EXERCISE DESCRIPTION:
Find each line containing the word "record" and report how many there are. Add nothing else.

......

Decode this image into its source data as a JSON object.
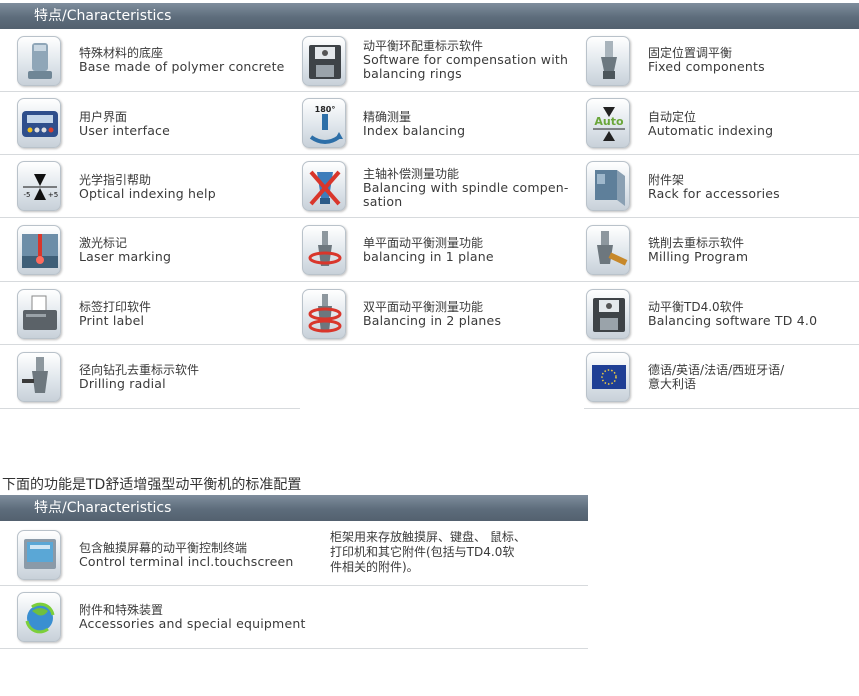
{
  "section1": {
    "header": "特点/Characteristics",
    "items": [
      {
        "cn": "特殊材料的底座",
        "en": "Base made of polymer concrete",
        "icon": "polymer-base-icon"
      },
      {
        "cn": "动平衡环配重标示软件",
        "en": "Software for compensation with",
        "en2": "balancing rings",
        "icon": "floppy-disk-icon"
      },
      {
        "cn": "固定位置调平衡",
        "en": "Fixed components",
        "icon": "spindle-tool-icon"
      },
      {
        "cn": "用户界面",
        "en": "User interface",
        "icon": "control-panel-icon"
      },
      {
        "cn": "精确测量",
        "en": "Index balancing",
        "icon": "rotation-180-icon",
        "badge": "180°"
      },
      {
        "cn": "自动定位",
        "en": "Automatic indexing",
        "icon": "auto-indexing-icon",
        "badge": "Auto"
      },
      {
        "cn": "光学指引帮助",
        "en": "Optical indexing help",
        "icon": "optical-indexing-icon",
        "scale_left": "-5",
        "scale_right": "+5"
      },
      {
        "cn": "主轴补偿测量功能",
        "en": "Balancing with spindle compen-",
        "en2": "sation",
        "icon": "spindle-cross-icon"
      },
      {
        "cn": "附件架",
        "en": "Rack for accessories",
        "icon": "accessory-rack-icon"
      },
      {
        "cn": "激光标记",
        "en": "Laser marking",
        "icon": "laser-marking-icon"
      },
      {
        "cn": "单平面动平衡测量功能",
        "en": "balancing in 1 plane",
        "icon": "single-plane-icon"
      },
      {
        "cn": "铣削去重标示软件",
        "en": "Milling Program",
        "icon": "milling-icon"
      },
      {
        "cn": "标签打印软件",
        "en": "Print label",
        "icon": "label-printer-icon"
      },
      {
        "cn": "双平面动平衡测量功能",
        "en": "Balancing in 2 planes",
        "icon": "two-plane-icon"
      },
      {
        "cn": "动平衡TD4.0软件",
        "en": "Balancing software TD 4.0",
        "icon": "floppy-disk-icon"
      },
      {
        "cn": "径向钻孔去重标示软件",
        "en": "Drilling radial",
        "icon": "drilling-radial-icon"
      },
      {
        "cn": "德语/英语/法语/西班牙语/",
        "en": "意大利语",
        "icon": "eu-flag-icon"
      }
    ]
  },
  "section2_title": "下面的功能是TD舒适增强型动平衡机的标准配置",
  "section2": {
    "header": "特点/Characteristics",
    "items": [
      {
        "cn": "包含触摸屏幕的动平衡控制终端",
        "en": "Control terminal incl.touchscreen",
        "icon": "touchscreen-terminal-icon"
      },
      {
        "cn": "附件和特殊装置",
        "en": "Accessories and special equipment",
        "icon": "accessories-globe-icon"
      }
    ],
    "note": "柜架用来存放触摸屏、键盘、 鼠标、\n打印机和其它附件(包括与TD4.0软\n件相关的附件)。"
  }
}
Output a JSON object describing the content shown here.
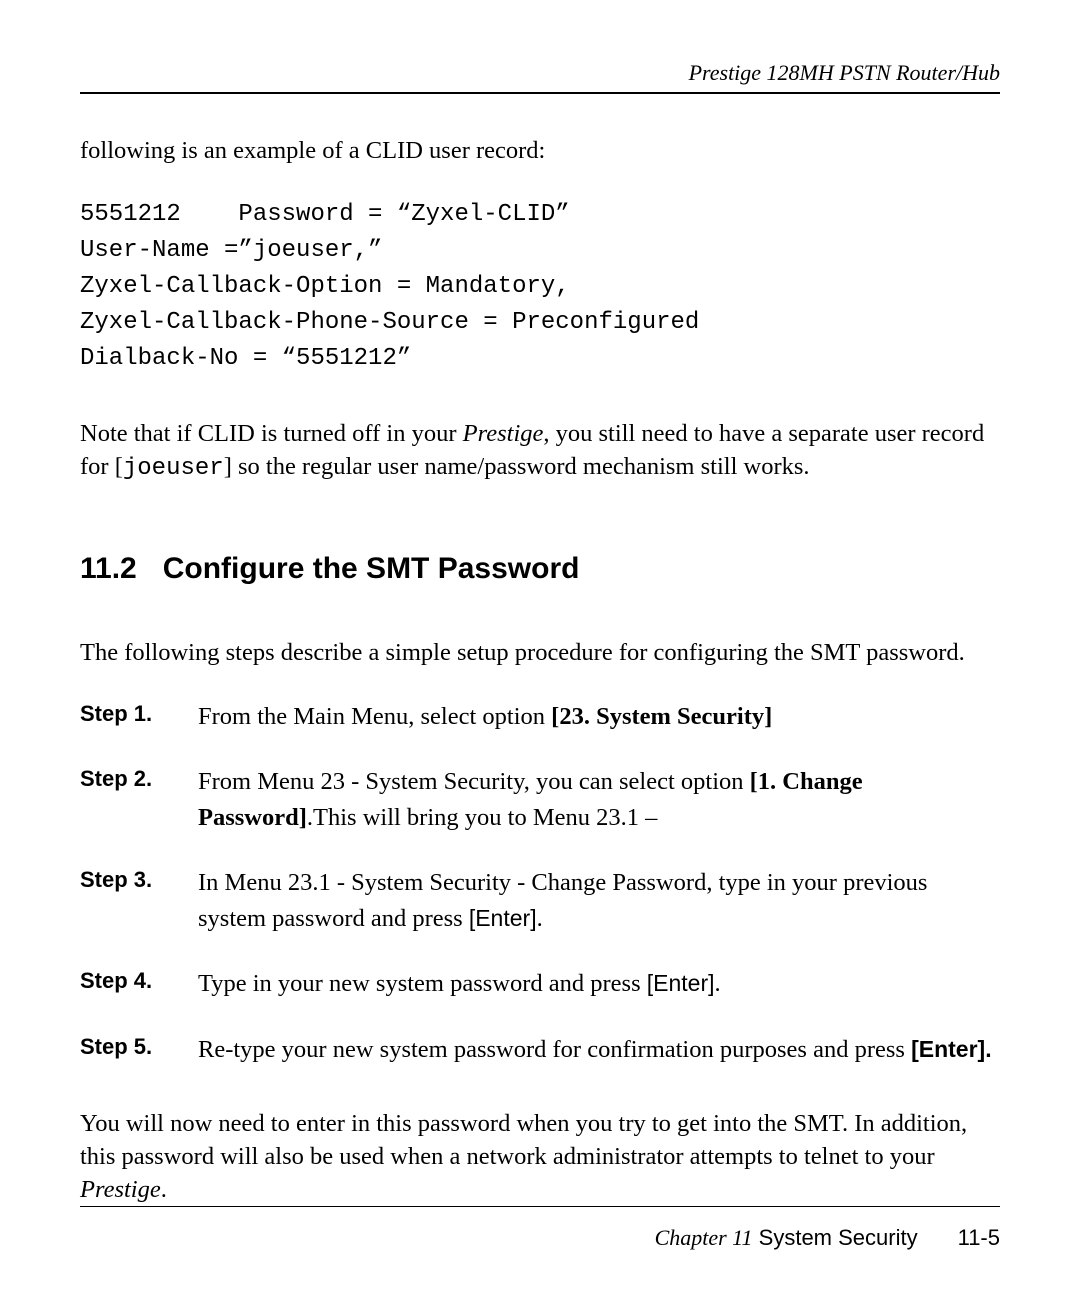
{
  "header": {
    "running_title": "Prestige 128MH    PSTN Router/Hub"
  },
  "intro": {
    "line1": "following is an example of a CLID user record:"
  },
  "code": {
    "l1": "5551212    Password = “Zyxel-CLID”",
    "l2": "User-Name =”joeuser,”",
    "l3": "Zyxel-Callback-Option = Mandatory,",
    "l4": "Zyxel-Callback-Phone-Source = Preconfigured",
    "l5": "Dialback-No = “5551212”"
  },
  "note": {
    "pre": "Note that if CLID is turned off in your ",
    "italic": "Prestige",
    "mid": ", you still need to have a separate user record for [",
    "mono": "joeuser",
    "post": "] so the regular user name/password mechanism still works."
  },
  "section": {
    "number": "11.2",
    "title": "Configure the SMT Password"
  },
  "section_intro": "The following steps describe a simple setup procedure for configuring the SMT password.",
  "steps": {
    "s1": {
      "label": "Step 1.",
      "pre": "From the Main Menu, select option ",
      "bold": "[23. System Security]"
    },
    "s2": {
      "label": "Step 2.",
      "pre": "From Menu 23 - System Security, you can select option ",
      "bold": "[1. Change Password]",
      "post": ".This will bring you to Menu 23.1 –"
    },
    "s3": {
      "label": "Step 3.",
      "pre": "In Menu 23.1 - System Security - Change Password, type in your previous system password and press ",
      "sans": "[Enter]",
      "post": "."
    },
    "s4": {
      "label": "Step 4.",
      "pre": "Type in your new system password and press ",
      "sans": "[Enter]",
      "post": "."
    },
    "s5": {
      "label": "Step 5.",
      "pre": "Re-type your new system password for confirmation purposes and press ",
      "sans": "[Enter].",
      "post": ""
    }
  },
  "closing": {
    "pre": "You will now need to enter in this password when you try to get into the SMT. In addition, this password will also be used when a network administrator attempts to telnet to your ",
    "italic": "Prestige",
    "post": "."
  },
  "footer": {
    "chapter_label": "Chapter 11",
    "chapter_title": " System Security",
    "page_number": "11-5"
  }
}
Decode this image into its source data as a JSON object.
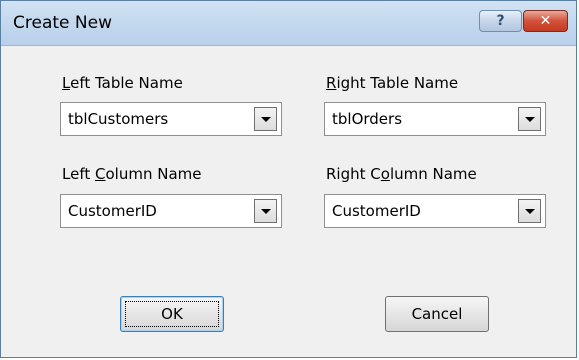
{
  "window": {
    "title": "Create New",
    "help_glyph": "?",
    "close_glyph": "✕"
  },
  "left_table": {
    "label_prefix": "",
    "label_accel": "L",
    "label_rest": "eft Table Name",
    "value": "tblCustomers"
  },
  "right_table": {
    "label_prefix": "",
    "label_accel": "R",
    "label_rest": "ight Table Name",
    "value": "tblOrders"
  },
  "left_column": {
    "label_prefix": "Left ",
    "label_accel": "C",
    "label_rest": "olumn Name",
    "value": "CustomerID"
  },
  "right_column": {
    "label_prefix": "Right C",
    "label_accel": "o",
    "label_rest": "lumn Name",
    "value": "CustomerID"
  },
  "buttons": {
    "ok_label": "OK",
    "cancel_label": "Cancel"
  }
}
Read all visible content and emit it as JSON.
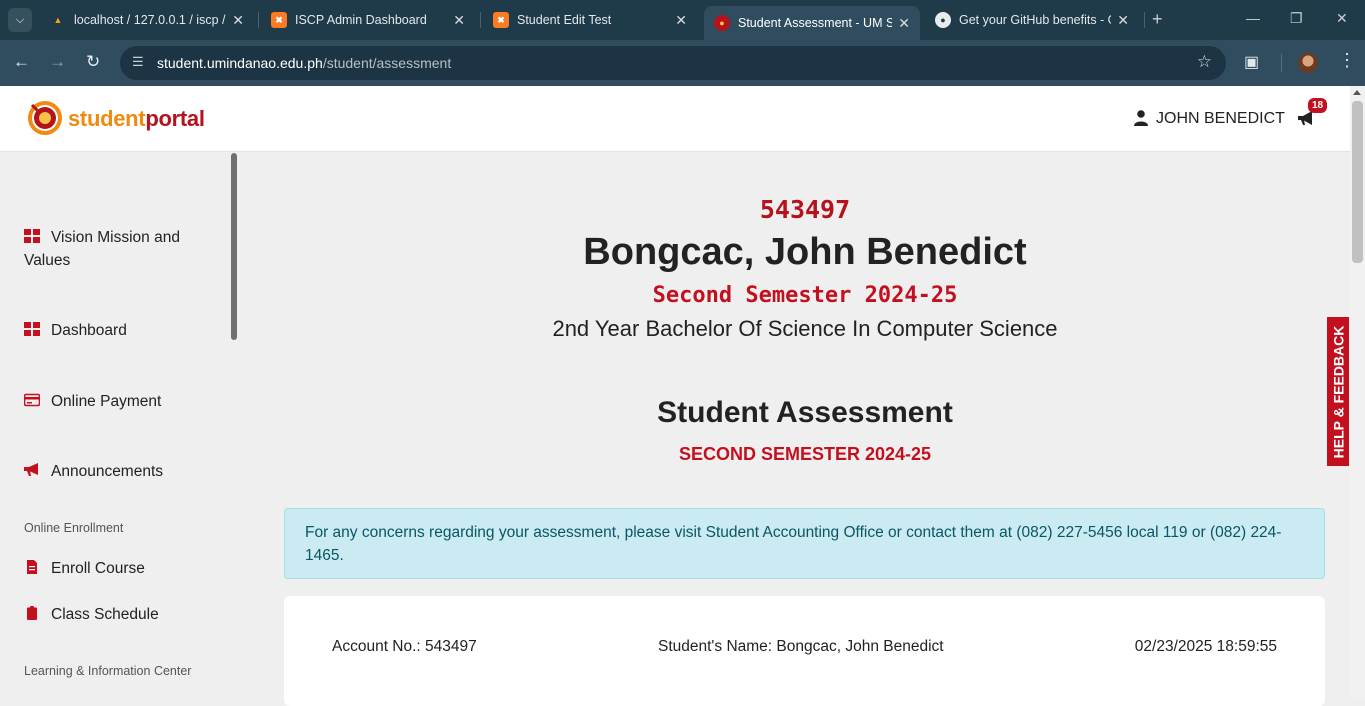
{
  "browser": {
    "tabs": [
      {
        "title": "localhost / 127.0.0.1 / iscp / ...",
        "favicon": "phpmyadmin-icon"
      },
      {
        "title": "ISCP Admin Dashboard",
        "favicon": "xampp-icon"
      },
      {
        "title": "Student Edit Test",
        "favicon": "xampp-icon"
      },
      {
        "title": "Student Assessment - UM ST...",
        "favicon": "um-seal-icon",
        "active": true
      },
      {
        "title": "Get your GitHub benefits - G...",
        "favicon": "github-icon"
      }
    ],
    "url_host": "student.umindanao.edu.ph",
    "url_path": "/student/assessment"
  },
  "header": {
    "logo_part1": "student",
    "logo_part2": "portal",
    "user_name": "JOHN BENEDICT",
    "notification_count": "18"
  },
  "sidebar": {
    "items": [
      {
        "label": "Vision Mission and Values",
        "icon": "grid-icon"
      },
      {
        "label": "Dashboard",
        "icon": "grid-icon"
      },
      {
        "label": "Online Payment",
        "icon": "credit-card-icon"
      },
      {
        "label": "Announcements",
        "icon": "megaphone-icon"
      },
      {
        "label": "Enroll Course",
        "icon": "document-icon"
      },
      {
        "label": "Class Schedule",
        "icon": "clipboard-icon"
      }
    ],
    "section_online_enrollment": "Online Enrollment",
    "section_learning": "Learning & Information Center"
  },
  "student": {
    "account_no": "543497",
    "name": "Bongcac, John Benedict",
    "semester": "Second Semester 2024-25",
    "program": "2nd Year Bachelor Of Science In Computer Science"
  },
  "assessment": {
    "title": "Student Assessment",
    "semester": "SECOND SEMESTER 2024-25",
    "notice": "For any concerns regarding your assessment, please visit Student Accounting Office or contact them at (082) 227-5456 local 119 or (082) 224-1465.",
    "account_label": "Account No.: 543497",
    "name_label": "Student's Name: Bongcac, John Benedict",
    "timestamp": "02/23/2025 18:59:55"
  },
  "help_feedback": "HELP & FEEDBACK",
  "colors": {
    "brand_red": "#c3101f",
    "brand_orange": "#f08a10",
    "browser_frame": "#1f3a49"
  }
}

......

CORRECT OUTPUT:
2